_Record list_:

-----

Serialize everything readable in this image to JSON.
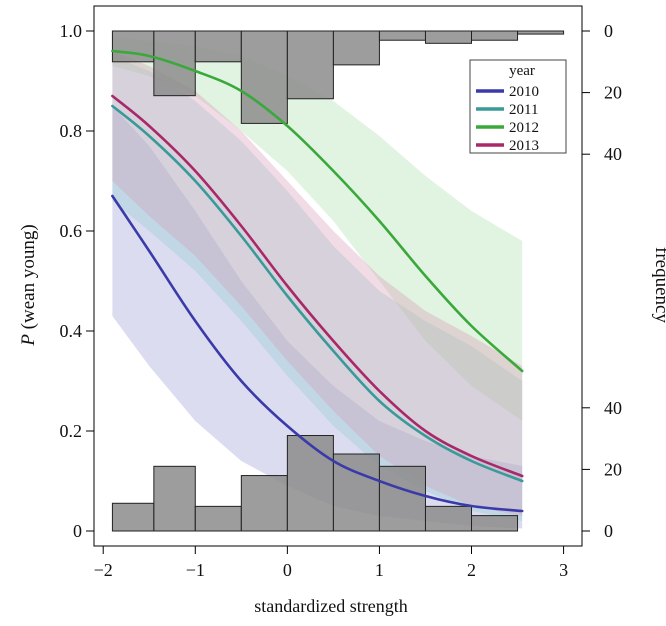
{
  "chart_data": {
    "type": "line",
    "title": "",
    "xlabel": "standardized strength",
    "ylabel_prefix": "P",
    "ylabel_rest": " (wean young)",
    "y2label": "frequency",
    "xlim": [
      -2.1,
      3.2
    ],
    "ylim": [
      -0.03,
      1.05
    ],
    "x_ticks": [
      -2,
      -1,
      0,
      1,
      2,
      3
    ],
    "x_tick_labels": [
      "−2",
      "−1",
      "0",
      "1",
      "2",
      "3"
    ],
    "y_ticks": [
      0,
      0.2,
      0.4,
      0.6,
      0.8,
      1.0
    ],
    "y_tick_labels": [
      "0",
      "0.2",
      "0.4",
      "0.6",
      "0.8",
      "1.0"
    ],
    "top_freq_ticks": [
      0,
      20,
      40
    ],
    "top_freq_tick_labels": [
      "0",
      "20",
      "40"
    ],
    "bottom_freq_ticks": [
      0,
      20,
      40
    ],
    "bottom_freq_tick_labels": [
      "0",
      "20",
      "40"
    ],
    "legend": {
      "title": "year",
      "position": "top-right"
    },
    "series": [
      {
        "name": "2010",
        "color": "#3a3aa8",
        "band_color": "#9b9bd6",
        "x": [
          -1.9,
          -1.5,
          -1.0,
          -0.5,
          0.0,
          0.5,
          1.0,
          1.5,
          2.0,
          2.55
        ],
        "y": [
          0.67,
          0.56,
          0.42,
          0.3,
          0.21,
          0.14,
          0.1,
          0.07,
          0.05,
          0.04
        ],
        "lower": [
          0.43,
          0.33,
          0.22,
          0.14,
          0.09,
          0.05,
          0.03,
          0.02,
          0.01,
          0.005
        ],
        "upper": [
          0.85,
          0.77,
          0.64,
          0.5,
          0.38,
          0.29,
          0.22,
          0.18,
          0.15,
          0.13
        ]
      },
      {
        "name": "2011",
        "color": "#3a9a9a",
        "band_color": "#8fcfcf",
        "x": [
          -1.9,
          -1.5,
          -1.0,
          -0.5,
          0.0,
          0.5,
          1.0,
          1.5,
          2.0,
          2.55
        ],
        "y": [
          0.85,
          0.79,
          0.7,
          0.59,
          0.47,
          0.36,
          0.26,
          0.19,
          0.14,
          0.1
        ],
        "lower": [
          0.66,
          0.6,
          0.52,
          0.42,
          0.31,
          0.21,
          0.13,
          0.08,
          0.04,
          0.02
        ],
        "upper": [
          0.95,
          0.92,
          0.86,
          0.78,
          0.68,
          0.57,
          0.48,
          0.42,
          0.37,
          0.3
        ]
      },
      {
        "name": "2012",
        "color": "#3aa83a",
        "band_color": "#a8dca8",
        "x": [
          -1.9,
          -1.5,
          -1.0,
          -0.5,
          0.0,
          0.5,
          1.0,
          1.5,
          2.0,
          2.55
        ],
        "y": [
          0.96,
          0.95,
          0.92,
          0.88,
          0.81,
          0.72,
          0.62,
          0.51,
          0.41,
          0.32
        ],
        "lower": [
          0.93,
          0.91,
          0.87,
          0.8,
          0.72,
          0.62,
          0.5,
          0.38,
          0.29,
          0.22
        ],
        "upper": [
          0.99,
          0.98,
          0.97,
          0.95,
          0.91,
          0.86,
          0.79,
          0.71,
          0.64,
          0.58
        ]
      },
      {
        "name": "2013",
        "color": "#a82868",
        "band_color": "#d89ab8",
        "x": [
          -1.9,
          -1.5,
          -1.0,
          -0.5,
          0.0,
          0.5,
          1.0,
          1.5,
          2.0,
          2.55
        ],
        "y": [
          0.87,
          0.81,
          0.72,
          0.61,
          0.49,
          0.38,
          0.28,
          0.2,
          0.15,
          0.11
        ],
        "lower": [
          0.7,
          0.63,
          0.55,
          0.45,
          0.34,
          0.24,
          0.15,
          0.09,
          0.05,
          0.03
        ],
        "upper": [
          0.96,
          0.93,
          0.88,
          0.8,
          0.7,
          0.6,
          0.51,
          0.44,
          0.39,
          0.33
        ]
      }
    ],
    "histograms": {
      "bin_edges": [
        -1.9,
        -1.45,
        -1.0,
        -0.5,
        0.0,
        0.5,
        1.0,
        1.5,
        2.0,
        2.5,
        3.0
      ],
      "top_counts": [
        10,
        21,
        10,
        30,
        22,
        11,
        3,
        4,
        3,
        1
      ],
      "bottom_counts": [
        9,
        21,
        8,
        18,
        31,
        25,
        21,
        8,
        5,
        0
      ]
    }
  }
}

-----

All of the material above should be reproduced exactly, except the pictures.

_Completed task_:
Serialize everything readable in this image to JSON.
{
  "chart_data": {
    "type": "line",
    "title": "",
    "xlabel": "standardized strength",
    "ylabel_prefix": "P",
    "ylabel_rest": " (wean young)",
    "y2label": "frequency",
    "xlim": [
      -2.1,
      3.2
    ],
    "ylim": [
      -0.03,
      1.05
    ],
    "x_ticks": [
      -2,
      -1,
      0,
      1,
      2,
      3
    ],
    "x_tick_labels": [
      "−2",
      "−1",
      "0",
      "1",
      "2",
      "3"
    ],
    "y_ticks": [
      0,
      0.2,
      0.4,
      0.6,
      0.8,
      1.0
    ],
    "y_tick_labels": [
      "0",
      "0.2",
      "0.4",
      "0.6",
      "0.8",
      "1.0"
    ],
    "top_freq_ticks": [
      0,
      20,
      40
    ],
    "top_freq_tick_labels": [
      "0",
      "20",
      "40"
    ],
    "bottom_freq_ticks": [
      0,
      20,
      40
    ],
    "bottom_freq_tick_labels": [
      "0",
      "20",
      "40"
    ],
    "legend": {
      "title": "year",
      "position": "top-right"
    },
    "series": [
      {
        "name": "2010",
        "color": "#3a3aa8",
        "band_color": "#9b9bd6",
        "x": [
          -1.9,
          -1.5,
          -1.0,
          -0.5,
          0.0,
          0.5,
          1.0,
          1.5,
          2.0,
          2.55
        ],
        "y": [
          0.67,
          0.56,
          0.42,
          0.3,
          0.21,
          0.14,
          0.1,
          0.07,
          0.05,
          0.04
        ],
        "lower": [
          0.43,
          0.33,
          0.22,
          0.14,
          0.09,
          0.05,
          0.03,
          0.02,
          0.01,
          0.005
        ],
        "upper": [
          0.85,
          0.77,
          0.64,
          0.5,
          0.38,
          0.29,
          0.22,
          0.18,
          0.15,
          0.13
        ]
      },
      {
        "name": "2011",
        "color": "#3a9a9a",
        "band_color": "#8fcfcf",
        "x": [
          -1.9,
          -1.5,
          -1.0,
          -0.5,
          0.0,
          0.5,
          1.0,
          1.5,
          2.0,
          2.55
        ],
        "y": [
          0.85,
          0.79,
          0.7,
          0.59,
          0.47,
          0.36,
          0.26,
          0.19,
          0.14,
          0.1
        ],
        "lower": [
          0.66,
          0.6,
          0.52,
          0.42,
          0.31,
          0.21,
          0.13,
          0.08,
          0.04,
          0.02
        ],
        "upper": [
          0.95,
          0.92,
          0.86,
          0.78,
          0.68,
          0.57,
          0.48,
          0.42,
          0.37,
          0.3
        ]
      },
      {
        "name": "2012",
        "color": "#3aa83a",
        "band_color": "#a8dca8",
        "x": [
          -1.9,
          -1.5,
          -1.0,
          -0.5,
          0.0,
          0.5,
          1.0,
          1.5,
          2.0,
          2.55
        ],
        "y": [
          0.96,
          0.95,
          0.92,
          0.88,
          0.81,
          0.72,
          0.62,
          0.51,
          0.41,
          0.32
        ],
        "lower": [
          0.93,
          0.91,
          0.87,
          0.8,
          0.72,
          0.62,
          0.5,
          0.38,
          0.29,
          0.22
        ],
        "upper": [
          0.99,
          0.98,
          0.97,
          0.95,
          0.91,
          0.86,
          0.79,
          0.71,
          0.64,
          0.58
        ]
      },
      {
        "name": "2013",
        "color": "#a82868",
        "band_color": "#d89ab8",
        "x": [
          -1.9,
          -1.5,
          -1.0,
          -0.5,
          0.0,
          0.5,
          1.0,
          1.5,
          2.0,
          2.55
        ],
        "y": [
          0.87,
          0.81,
          0.72,
          0.61,
          0.49,
          0.38,
          0.28,
          0.2,
          0.15,
          0.11
        ],
        "lower": [
          0.7,
          0.63,
          0.55,
          0.45,
          0.34,
          0.24,
          0.15,
          0.09,
          0.05,
          0.03
        ],
        "upper": [
          0.96,
          0.93,
          0.88,
          0.8,
          0.7,
          0.6,
          0.51,
          0.44,
          0.39,
          0.33
        ]
      }
    ],
    "histograms": {
      "bin_edges": [
        -1.9,
        -1.45,
        -1.0,
        -0.5,
        0.0,
        0.5,
        1.0,
        1.5,
        2.0,
        2.5,
        3.0
      ],
      "top_counts": [
        10,
        21,
        10,
        30,
        22,
        11,
        3,
        4,
        3,
        1
      ],
      "bottom_counts": [
        9,
        21,
        8,
        18,
        31,
        25,
        21,
        8,
        5,
        0
      ]
    }
  }
}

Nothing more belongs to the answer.